'''

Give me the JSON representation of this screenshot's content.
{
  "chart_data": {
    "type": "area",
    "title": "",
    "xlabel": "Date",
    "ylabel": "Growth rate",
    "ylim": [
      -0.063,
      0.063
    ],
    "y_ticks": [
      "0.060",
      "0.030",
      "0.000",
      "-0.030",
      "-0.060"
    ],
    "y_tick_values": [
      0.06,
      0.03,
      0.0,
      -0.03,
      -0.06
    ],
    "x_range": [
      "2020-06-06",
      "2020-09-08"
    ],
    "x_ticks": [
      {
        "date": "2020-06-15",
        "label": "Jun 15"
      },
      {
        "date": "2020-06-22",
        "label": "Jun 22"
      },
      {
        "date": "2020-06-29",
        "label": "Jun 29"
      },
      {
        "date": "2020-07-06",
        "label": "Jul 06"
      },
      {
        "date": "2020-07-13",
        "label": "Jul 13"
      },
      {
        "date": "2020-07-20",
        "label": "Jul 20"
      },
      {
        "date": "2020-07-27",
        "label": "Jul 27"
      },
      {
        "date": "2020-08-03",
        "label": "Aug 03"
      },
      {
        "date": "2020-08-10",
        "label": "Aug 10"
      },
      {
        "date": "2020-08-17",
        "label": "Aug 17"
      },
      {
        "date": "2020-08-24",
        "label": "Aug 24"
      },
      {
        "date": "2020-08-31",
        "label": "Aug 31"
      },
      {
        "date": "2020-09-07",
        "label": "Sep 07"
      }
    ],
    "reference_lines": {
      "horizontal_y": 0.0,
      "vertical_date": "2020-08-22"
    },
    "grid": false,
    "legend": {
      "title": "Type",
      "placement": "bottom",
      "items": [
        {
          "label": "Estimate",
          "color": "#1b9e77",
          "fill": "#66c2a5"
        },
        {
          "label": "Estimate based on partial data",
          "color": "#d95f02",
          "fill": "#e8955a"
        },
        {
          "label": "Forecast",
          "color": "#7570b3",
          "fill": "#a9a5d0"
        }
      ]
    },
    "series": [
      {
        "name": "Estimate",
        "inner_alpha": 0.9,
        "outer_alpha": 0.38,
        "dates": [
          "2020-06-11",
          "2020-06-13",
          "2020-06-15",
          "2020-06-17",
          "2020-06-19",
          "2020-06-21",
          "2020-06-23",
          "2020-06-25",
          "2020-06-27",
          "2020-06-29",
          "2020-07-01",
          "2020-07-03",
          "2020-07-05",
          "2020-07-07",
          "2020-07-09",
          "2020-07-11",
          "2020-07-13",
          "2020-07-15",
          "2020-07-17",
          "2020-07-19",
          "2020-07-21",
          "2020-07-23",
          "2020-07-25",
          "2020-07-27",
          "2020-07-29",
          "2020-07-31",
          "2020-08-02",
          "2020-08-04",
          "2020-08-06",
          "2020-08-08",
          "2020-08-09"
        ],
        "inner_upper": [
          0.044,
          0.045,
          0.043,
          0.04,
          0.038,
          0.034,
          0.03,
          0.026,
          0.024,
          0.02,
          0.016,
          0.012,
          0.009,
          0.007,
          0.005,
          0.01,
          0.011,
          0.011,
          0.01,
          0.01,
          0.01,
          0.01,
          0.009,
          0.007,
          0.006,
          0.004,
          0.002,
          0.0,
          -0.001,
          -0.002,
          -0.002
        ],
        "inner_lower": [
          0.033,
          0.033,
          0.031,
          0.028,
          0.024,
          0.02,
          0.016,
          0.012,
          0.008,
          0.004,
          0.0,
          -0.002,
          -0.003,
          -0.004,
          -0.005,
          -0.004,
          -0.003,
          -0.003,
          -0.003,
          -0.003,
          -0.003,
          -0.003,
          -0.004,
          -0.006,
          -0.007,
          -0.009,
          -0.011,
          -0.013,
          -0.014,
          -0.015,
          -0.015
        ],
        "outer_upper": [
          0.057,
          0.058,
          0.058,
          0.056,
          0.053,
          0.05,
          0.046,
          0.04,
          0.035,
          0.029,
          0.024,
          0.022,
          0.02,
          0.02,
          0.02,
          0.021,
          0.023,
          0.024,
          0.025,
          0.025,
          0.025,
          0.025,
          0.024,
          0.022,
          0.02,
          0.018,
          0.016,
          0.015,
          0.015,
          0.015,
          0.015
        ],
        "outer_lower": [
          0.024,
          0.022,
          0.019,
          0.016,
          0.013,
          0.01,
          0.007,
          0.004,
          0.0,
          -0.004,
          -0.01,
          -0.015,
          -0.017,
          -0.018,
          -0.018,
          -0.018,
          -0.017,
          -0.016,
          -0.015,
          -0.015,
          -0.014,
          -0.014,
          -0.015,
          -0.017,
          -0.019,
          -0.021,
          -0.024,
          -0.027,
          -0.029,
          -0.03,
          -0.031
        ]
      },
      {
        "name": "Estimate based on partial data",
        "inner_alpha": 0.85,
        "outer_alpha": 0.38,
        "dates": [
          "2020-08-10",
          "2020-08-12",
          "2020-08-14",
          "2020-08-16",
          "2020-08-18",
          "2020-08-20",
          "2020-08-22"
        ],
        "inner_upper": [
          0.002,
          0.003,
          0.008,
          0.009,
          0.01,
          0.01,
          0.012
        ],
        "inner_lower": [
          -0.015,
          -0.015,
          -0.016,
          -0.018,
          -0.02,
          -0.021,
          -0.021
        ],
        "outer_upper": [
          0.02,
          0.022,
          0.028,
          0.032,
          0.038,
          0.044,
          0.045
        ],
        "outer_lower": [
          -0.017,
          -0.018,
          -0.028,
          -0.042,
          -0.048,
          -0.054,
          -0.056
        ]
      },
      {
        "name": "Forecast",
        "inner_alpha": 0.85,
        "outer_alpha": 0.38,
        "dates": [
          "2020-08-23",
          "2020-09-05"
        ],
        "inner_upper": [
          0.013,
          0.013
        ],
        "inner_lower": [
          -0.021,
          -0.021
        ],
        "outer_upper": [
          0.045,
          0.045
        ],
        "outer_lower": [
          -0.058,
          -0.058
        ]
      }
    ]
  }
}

'''

Reproduce the records above exactly as they appear.

## [Solution below]
Give me the JSON representation of this screenshot's content.
{
  "chart_data": {
    "type": "area",
    "title": "",
    "xlabel": "Date",
    "ylabel": "Growth rate",
    "ylim": [
      -0.063,
      0.063
    ],
    "y_ticks": [
      "0.060",
      "0.030",
      "0.000",
      "-0.030",
      "-0.060"
    ],
    "y_tick_values": [
      0.06,
      0.03,
      0.0,
      -0.03,
      -0.06
    ],
    "x_range": [
      "2020-06-06",
      "2020-09-08"
    ],
    "x_ticks": [
      {
        "date": "2020-06-15",
        "label": "Jun 15"
      },
      {
        "date": "2020-06-22",
        "label": "Jun 22"
      },
      {
        "date": "2020-06-29",
        "label": "Jun 29"
      },
      {
        "date": "2020-07-06",
        "label": "Jul 06"
      },
      {
        "date": "2020-07-13",
        "label": "Jul 13"
      },
      {
        "date": "2020-07-20",
        "label": "Jul 20"
      },
      {
        "date": "2020-07-27",
        "label": "Jul 27"
      },
      {
        "date": "2020-08-03",
        "label": "Aug 03"
      },
      {
        "date": "2020-08-10",
        "label": "Aug 10"
      },
      {
        "date": "2020-08-17",
        "label": "Aug 17"
      },
      {
        "date": "2020-08-24",
        "label": "Aug 24"
      },
      {
        "date": "2020-08-31",
        "label": "Aug 31"
      },
      {
        "date": "2020-09-07",
        "label": "Sep 07"
      }
    ],
    "reference_lines": {
      "horizontal_y": 0.0,
      "vertical_date": "2020-08-22"
    },
    "grid": false,
    "legend": {
      "title": "Type",
      "placement": "bottom",
      "items": [
        {
          "label": "Estimate",
          "color": "#1b9e77",
          "fill": "#66c2a5"
        },
        {
          "label": "Estimate based on partial data",
          "color": "#d95f02",
          "fill": "#e8955a"
        },
        {
          "label": "Forecast",
          "color": "#7570b3",
          "fill": "#a9a5d0"
        }
      ]
    },
    "series": [
      {
        "name": "Estimate",
        "inner_alpha": 0.9,
        "outer_alpha": 0.38,
        "dates": [
          "2020-06-11",
          "2020-06-13",
          "2020-06-15",
          "2020-06-17",
          "2020-06-19",
          "2020-06-21",
          "2020-06-23",
          "2020-06-25",
          "2020-06-27",
          "2020-06-29",
          "2020-07-01",
          "2020-07-03",
          "2020-07-05",
          "2020-07-07",
          "2020-07-09",
          "2020-07-11",
          "2020-07-13",
          "2020-07-15",
          "2020-07-17",
          "2020-07-19",
          "2020-07-21",
          "2020-07-23",
          "2020-07-25",
          "2020-07-27",
          "2020-07-29",
          "2020-07-31",
          "2020-08-02",
          "2020-08-04",
          "2020-08-06",
          "2020-08-08",
          "2020-08-09"
        ],
        "inner_upper": [
          0.044,
          0.045,
          0.043,
          0.04,
          0.038,
          0.034,
          0.03,
          0.026,
          0.024,
          0.02,
          0.016,
          0.012,
          0.009,
          0.007,
          0.005,
          0.01,
          0.011,
          0.011,
          0.01,
          0.01,
          0.01,
          0.01,
          0.009,
          0.007,
          0.006,
          0.004,
          0.002,
          0.0,
          -0.001,
          -0.002,
          -0.002
        ],
        "inner_lower": [
          0.033,
          0.033,
          0.031,
          0.028,
          0.024,
          0.02,
          0.016,
          0.012,
          0.008,
          0.004,
          0.0,
          -0.002,
          -0.003,
          -0.004,
          -0.005,
          -0.004,
          -0.003,
          -0.003,
          -0.003,
          -0.003,
          -0.003,
          -0.003,
          -0.004,
          -0.006,
          -0.007,
          -0.009,
          -0.011,
          -0.013,
          -0.014,
          -0.015,
          -0.015
        ],
        "outer_upper": [
          0.057,
          0.058,
          0.058,
          0.056,
          0.053,
          0.05,
          0.046,
          0.04,
          0.035,
          0.029,
          0.024,
          0.022,
          0.02,
          0.02,
          0.02,
          0.021,
          0.023,
          0.024,
          0.025,
          0.025,
          0.025,
          0.025,
          0.024,
          0.022,
          0.02,
          0.018,
          0.016,
          0.015,
          0.015,
          0.015,
          0.015
        ],
        "outer_lower": [
          0.024,
          0.022,
          0.019,
          0.016,
          0.013,
          0.01,
          0.007,
          0.004,
          0.0,
          -0.004,
          -0.01,
          -0.015,
          -0.017,
          -0.018,
          -0.018,
          -0.018,
          -0.017,
          -0.016,
          -0.015,
          -0.015,
          -0.014,
          -0.014,
          -0.015,
          -0.017,
          -0.019,
          -0.021,
          -0.024,
          -0.027,
          -0.029,
          -0.03,
          -0.031
        ]
      },
      {
        "name": "Estimate based on partial data",
        "inner_alpha": 0.85,
        "outer_alpha": 0.38,
        "dates": [
          "2020-08-10",
          "2020-08-12",
          "2020-08-14",
          "2020-08-16",
          "2020-08-18",
          "2020-08-20",
          "2020-08-22"
        ],
        "inner_upper": [
          0.002,
          0.003,
          0.008,
          0.009,
          0.01,
          0.01,
          0.012
        ],
        "inner_lower": [
          -0.015,
          -0.015,
          -0.016,
          -0.018,
          -0.02,
          -0.021,
          -0.021
        ],
        "outer_upper": [
          0.02,
          0.022,
          0.028,
          0.032,
          0.038,
          0.044,
          0.045
        ],
        "outer_lower": [
          -0.017,
          -0.018,
          -0.028,
          -0.042,
          -0.048,
          -0.054,
          -0.056
        ]
      },
      {
        "name": "Forecast",
        "inner_alpha": 0.85,
        "outer_alpha": 0.38,
        "dates": [
          "2020-08-23",
          "2020-09-05"
        ],
        "inner_upper": [
          0.013,
          0.013
        ],
        "inner_lower": [
          -0.021,
          -0.021
        ],
        "outer_upper": [
          0.045,
          0.045
        ],
        "outer_lower": [
          -0.058,
          -0.058
        ]
      }
    ]
  }
}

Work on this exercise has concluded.